■ **Instruções do exercício**
Você pode dar continuidade à crônica sobre o vídeo do Porta dos Fundos, começando logo depois da última frase apresentada?

═══ Trecho fornecido

23
de março de 2013 | N° 17380
CLÁUDIA
LAITANO
Templo de
guerra
Um
dos últimos vídeos da rapaziada do Porta dos Fundos, grupo de comediantes que
se tornou um fenômeno de público na internet, mostra uma moça chegando ao céu e
descobrindo, para seu espanto, que o Deus verdadeiro não era o dos cristãos,
muçulmanos ou judeus, mas uma divindade de pouquíssimo ibope adorada apenas numa
remota ilha da Polinésia. Resignada a passar o resto dos seus dias no inferno
por ter seguido a religião errada, a moça faz apenas um pedido à divindade que
a recebeu no além:
–
Será que eu podia dar essa notícia para o Malafaia quando ele chegar por aqui?

══════
═══ Trecho de origem

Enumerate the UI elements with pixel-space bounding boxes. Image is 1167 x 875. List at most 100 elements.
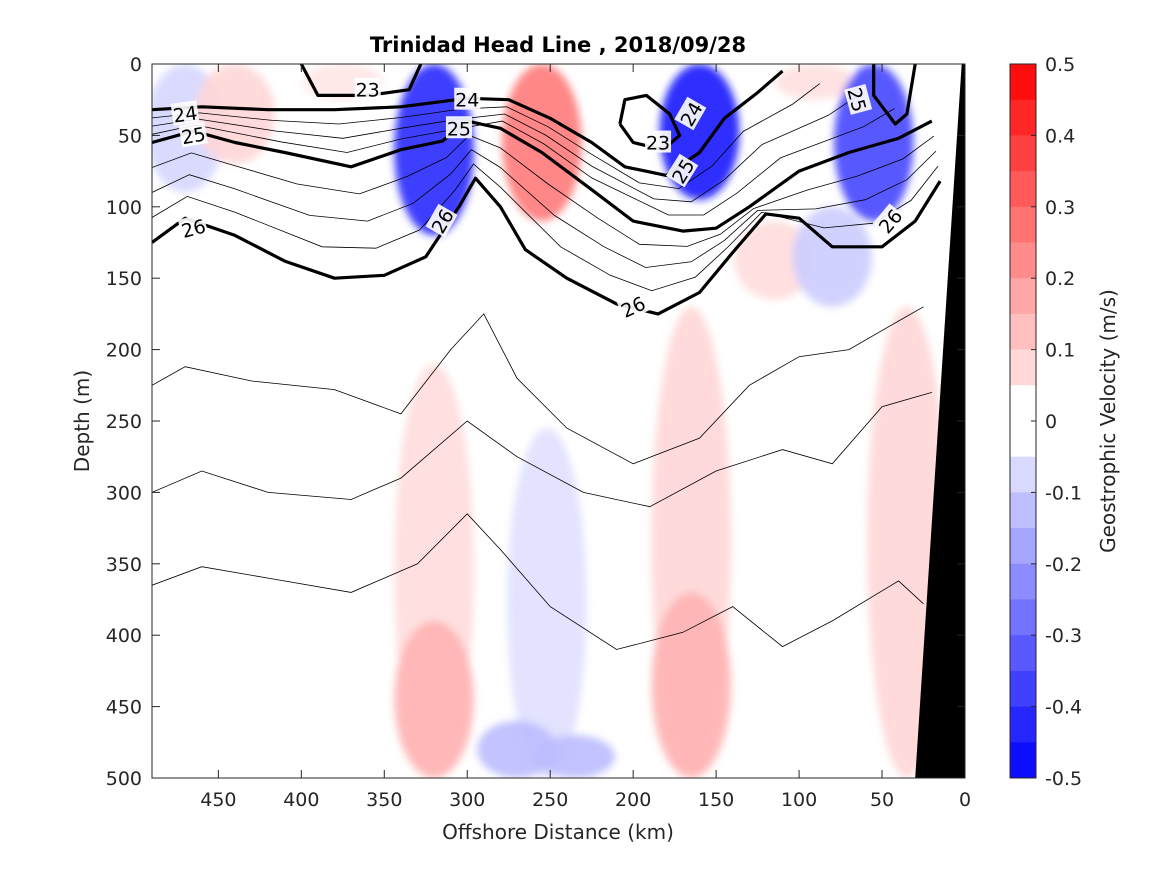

══════

■ **Resultado do exercício**
Fazer
piada com religião dos outros ou mesmo falar sobre o assunto de forma
excessivamente ostensiva já foi tabu no Brasil. Não mais. Nos últimos anos,
temos assistido a um inédito acirramento de ânimos religiosos, o que dá origem
não apenas a piadas e provocações mútuas, mas a uma certa dificuldade de manter
a conversa num tom respeitoso.
Está
ficando cada vez mais distante aquele tipo de arranjo social, tão à moda
brasileira, em que católicos, evangélicos, espíritas, judeus e ateus
esforçavam-se em acomodar seus credos e não credos em uma grande faixa
intermediária distante dos extremos.
A
presença de grupos religiosos articulados no Congresso Nacional parece ter
precipitado esse clima de confronto. A fé instalou-se no centro de debates que
envolvem não apenas convicções religiosas, mas uma determinada visão de Estado.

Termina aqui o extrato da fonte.